* _What to work on_
All of the data below must be repeated exactly.

------------------------------------

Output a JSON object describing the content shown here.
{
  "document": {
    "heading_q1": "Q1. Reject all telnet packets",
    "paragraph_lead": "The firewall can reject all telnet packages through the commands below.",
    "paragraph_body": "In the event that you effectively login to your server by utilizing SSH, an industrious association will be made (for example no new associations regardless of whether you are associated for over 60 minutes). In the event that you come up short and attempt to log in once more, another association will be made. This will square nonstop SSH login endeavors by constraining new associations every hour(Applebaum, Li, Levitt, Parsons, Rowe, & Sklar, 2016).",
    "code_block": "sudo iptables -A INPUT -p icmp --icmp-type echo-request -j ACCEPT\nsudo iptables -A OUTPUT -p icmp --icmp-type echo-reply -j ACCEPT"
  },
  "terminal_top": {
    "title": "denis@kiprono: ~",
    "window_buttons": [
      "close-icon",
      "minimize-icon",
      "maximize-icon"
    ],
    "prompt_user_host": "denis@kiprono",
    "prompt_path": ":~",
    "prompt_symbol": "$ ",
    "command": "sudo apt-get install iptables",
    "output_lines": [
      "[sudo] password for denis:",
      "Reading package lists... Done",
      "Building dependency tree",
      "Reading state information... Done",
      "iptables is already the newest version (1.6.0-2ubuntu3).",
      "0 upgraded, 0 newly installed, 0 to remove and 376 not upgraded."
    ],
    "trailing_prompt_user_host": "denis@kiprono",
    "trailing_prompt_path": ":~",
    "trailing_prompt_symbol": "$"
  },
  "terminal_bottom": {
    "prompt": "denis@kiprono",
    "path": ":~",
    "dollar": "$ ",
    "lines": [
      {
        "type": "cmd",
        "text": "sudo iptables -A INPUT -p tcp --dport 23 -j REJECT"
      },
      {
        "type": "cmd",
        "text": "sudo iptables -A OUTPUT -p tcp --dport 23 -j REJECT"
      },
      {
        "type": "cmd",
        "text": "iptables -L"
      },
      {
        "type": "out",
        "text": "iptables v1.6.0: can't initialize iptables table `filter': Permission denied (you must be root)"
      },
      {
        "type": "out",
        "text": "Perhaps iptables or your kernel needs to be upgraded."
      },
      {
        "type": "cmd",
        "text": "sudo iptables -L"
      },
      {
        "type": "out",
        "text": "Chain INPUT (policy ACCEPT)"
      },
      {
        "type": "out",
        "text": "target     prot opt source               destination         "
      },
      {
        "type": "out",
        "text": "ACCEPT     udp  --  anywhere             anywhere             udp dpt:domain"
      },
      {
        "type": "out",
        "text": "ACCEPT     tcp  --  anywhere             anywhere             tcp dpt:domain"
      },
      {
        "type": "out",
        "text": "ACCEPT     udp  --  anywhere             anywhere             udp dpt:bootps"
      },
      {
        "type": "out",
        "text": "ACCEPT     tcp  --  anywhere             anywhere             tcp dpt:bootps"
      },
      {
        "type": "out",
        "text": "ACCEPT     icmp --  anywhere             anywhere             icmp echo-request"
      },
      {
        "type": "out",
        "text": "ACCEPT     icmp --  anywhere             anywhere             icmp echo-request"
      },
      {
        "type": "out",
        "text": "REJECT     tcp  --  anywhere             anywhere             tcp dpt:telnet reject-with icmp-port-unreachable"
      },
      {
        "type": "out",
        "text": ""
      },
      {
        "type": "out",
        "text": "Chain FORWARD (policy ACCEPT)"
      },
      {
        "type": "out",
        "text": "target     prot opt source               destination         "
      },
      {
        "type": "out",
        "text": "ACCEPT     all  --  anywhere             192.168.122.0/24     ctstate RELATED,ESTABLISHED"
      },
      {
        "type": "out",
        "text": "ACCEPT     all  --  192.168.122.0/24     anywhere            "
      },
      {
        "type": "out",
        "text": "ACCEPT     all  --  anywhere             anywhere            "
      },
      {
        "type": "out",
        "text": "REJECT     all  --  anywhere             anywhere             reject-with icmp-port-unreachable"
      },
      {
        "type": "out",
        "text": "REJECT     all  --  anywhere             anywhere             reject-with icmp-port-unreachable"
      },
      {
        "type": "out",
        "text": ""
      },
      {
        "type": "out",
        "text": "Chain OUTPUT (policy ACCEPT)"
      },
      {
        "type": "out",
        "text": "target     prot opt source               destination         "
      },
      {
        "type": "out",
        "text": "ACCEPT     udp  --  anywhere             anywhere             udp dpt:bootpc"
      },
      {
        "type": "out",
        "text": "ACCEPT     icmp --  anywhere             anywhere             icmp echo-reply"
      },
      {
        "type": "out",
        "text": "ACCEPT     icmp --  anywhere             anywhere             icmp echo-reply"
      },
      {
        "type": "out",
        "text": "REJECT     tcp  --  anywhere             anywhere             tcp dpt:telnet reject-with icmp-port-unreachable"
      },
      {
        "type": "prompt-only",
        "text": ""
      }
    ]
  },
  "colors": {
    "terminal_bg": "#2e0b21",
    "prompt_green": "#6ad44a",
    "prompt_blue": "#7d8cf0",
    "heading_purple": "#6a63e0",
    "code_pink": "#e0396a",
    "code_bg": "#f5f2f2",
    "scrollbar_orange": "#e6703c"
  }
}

------------------------------------

* _Result of the exercise_
Output a JSON object describing the content shown here.
{
  "document": {
    "heading_q1": "Q1. Reject all telnet packets",
    "paragraph_lead": "The firewall can reject all telnet packages through the commands below.",
    "paragraph_body": "In the event that you effectively login to your server by utilizing SSH, an industrious association will be made (for example no new associations regardless of whether you are associated for over 60 minutes). In the event that you come up short and attempt to log in once more, another association will be made. This will square nonstop SSH login endeavors by constraining new associations every hour(Applebaum, Li, Levitt, Parsons, Rowe, & Sklar, 2016).",
    "code_block": "sudo iptables -A INPUT -p icmp --icmp-type echo-request -j ACCEPT\nsudo iptables -A OUTPUT -p icmp --icmp-type echo-reply -j ACCEPT"
  },
  "terminal_top": {
    "title": "denis@kiprono: ~",
    "window_buttons": [
      "close-icon",
      "minimize-icon",
      "maximize-icon"
    ],
    "prompt_user_host": "denis@kiprono",
    "prompt_path": ":~",
    "prompt_symbol": "$ ",
    "command": "sudo apt-get install iptables",
    "output_lines": [
      "[sudo] password for denis:",
      "Reading package lists... Done",
      "Building dependency tree",
      "Reading state information... Done",
      "iptables is already the newest version (1.6.0-2ubuntu3).",
      "0 upgraded, 0 newly installed, 0 to remove and 376 not upgraded."
    ],
    "trailing_prompt_user_host": "denis@kiprono",
    "trailing_prompt_path": ":~",
    "trailing_prompt_symbol": "$"
  },
  "terminal_bottom": {
    "prompt": "denis@kiprono",
    "path": ":~",
    "dollar": "$ ",
    "lines": [
      {
        "type": "cmd",
        "text": "sudo iptables -A INPUT -p tcp --dport 23 -j REJECT"
      },
      {
        "type": "cmd",
        "text": "sudo iptables -A OUTPUT -p tcp --dport 23 -j REJECT"
      },
      {
        "type": "cmd",
        "text": "iptables -L"
      },
      {
        "type": "out",
        "text": "iptables v1.6.0: can't initialize iptables table `filter': Permission denied (you must be root)"
      },
      {
        "type": "out",
        "text": "Perhaps iptables or your kernel needs to be upgraded."
      },
      {
        "type": "cmd",
        "text": "sudo iptables -L"
      },
      {
        "type": "out",
        "text": "Chain INPUT (policy ACCEPT)"
      },
      {
        "type": "out",
        "text": "target     prot opt source               destination         "
      },
      {
        "type": "out",
        "text": "ACCEPT     udp  --  anywhere             anywhere             udp dpt:domain"
      },
      {
        "type": "out",
        "text": "ACCEPT     tcp  --  anywhere             anywhere             tcp dpt:domain"
      },
      {
        "type": "out",
        "text": "ACCEPT     udp  --  anywhere             anywhere             udp dpt:bootps"
      },
      {
        "type": "out",
        "text": "ACCEPT     tcp  --  anywhere             anywhere             tcp dpt:bootps"
      },
      {
        "type": "out",
        "text": "ACCEPT     icmp --  anywhere             anywhere             icmp echo-request"
      },
      {
        "type": "out",
        "text": "ACCEPT     icmp --  anywhere             anywhere             icmp echo-request"
      },
      {
        "type": "out",
        "text": "REJECT     tcp  --  anywhere             anywhere             tcp dpt:telnet reject-with icmp-port-unreachable"
      },
      {
        "type": "out",
        "text": ""
      },
      {
        "type": "out",
        "text": "Chain FORWARD (policy ACCEPT)"
      },
      {
        "type": "out",
        "text": "target     prot opt source               destination         "
      },
      {
        "type": "out",
        "text": "ACCEPT     all  --  anywhere             192.168.122.0/24     ctstate RELATED,ESTABLISHED"
      },
      {
        "type": "out",
        "text": "ACCEPT     all  --  192.168.122.0/24     anywhere            "
      },
      {
        "type": "out",
        "text": "ACCEPT     all  --  anywhere             anywhere            "
      },
      {
        "type": "out",
        "text": "REJECT     all  --  anywhere             anywhere             reject-with icmp-port-unreachable"
      },
      {
        "type": "out",
        "text": "REJECT     all  --  anywhere             anywhere             reject-with icmp-port-unreachable"
      },
      {
        "type": "out",
        "text": ""
      },
      {
        "type": "out",
        "text": "Chain OUTPUT (policy ACCEPT)"
      },
      {
        "type": "out",
        "text": "target     prot opt source               destination         "
      },
      {
        "type": "out",
        "text": "ACCEPT     udp  --  anywhere             anywhere             udp dpt:bootpc"
      },
      {
        "type": "out",
        "text": "ACCEPT     icmp --  anywhere             anywhere             icmp echo-reply"
      },
      {
        "type": "out",
        "text": "ACCEPT     icmp --  anywhere             anywhere             icmp echo-reply"
      },
      {
        "type": "out",
        "text": "REJECT     tcp  --  anywhere             anywhere             tcp dpt:telnet reject-with icmp-port-unreachable"
      },
      {
        "type": "prompt-only",
        "text": ""
      }
    ]
  },
  "colors": {
    "terminal_bg": "#2e0b21",
    "prompt_green": "#6ad44a",
    "prompt_blue": "#7d8cf0",
    "heading_purple": "#6a63e0",
    "code_pink": "#e0396a",
    "code_bg": "#f5f2f2",
    "scrollbar_orange": "#e6703c"
  }
}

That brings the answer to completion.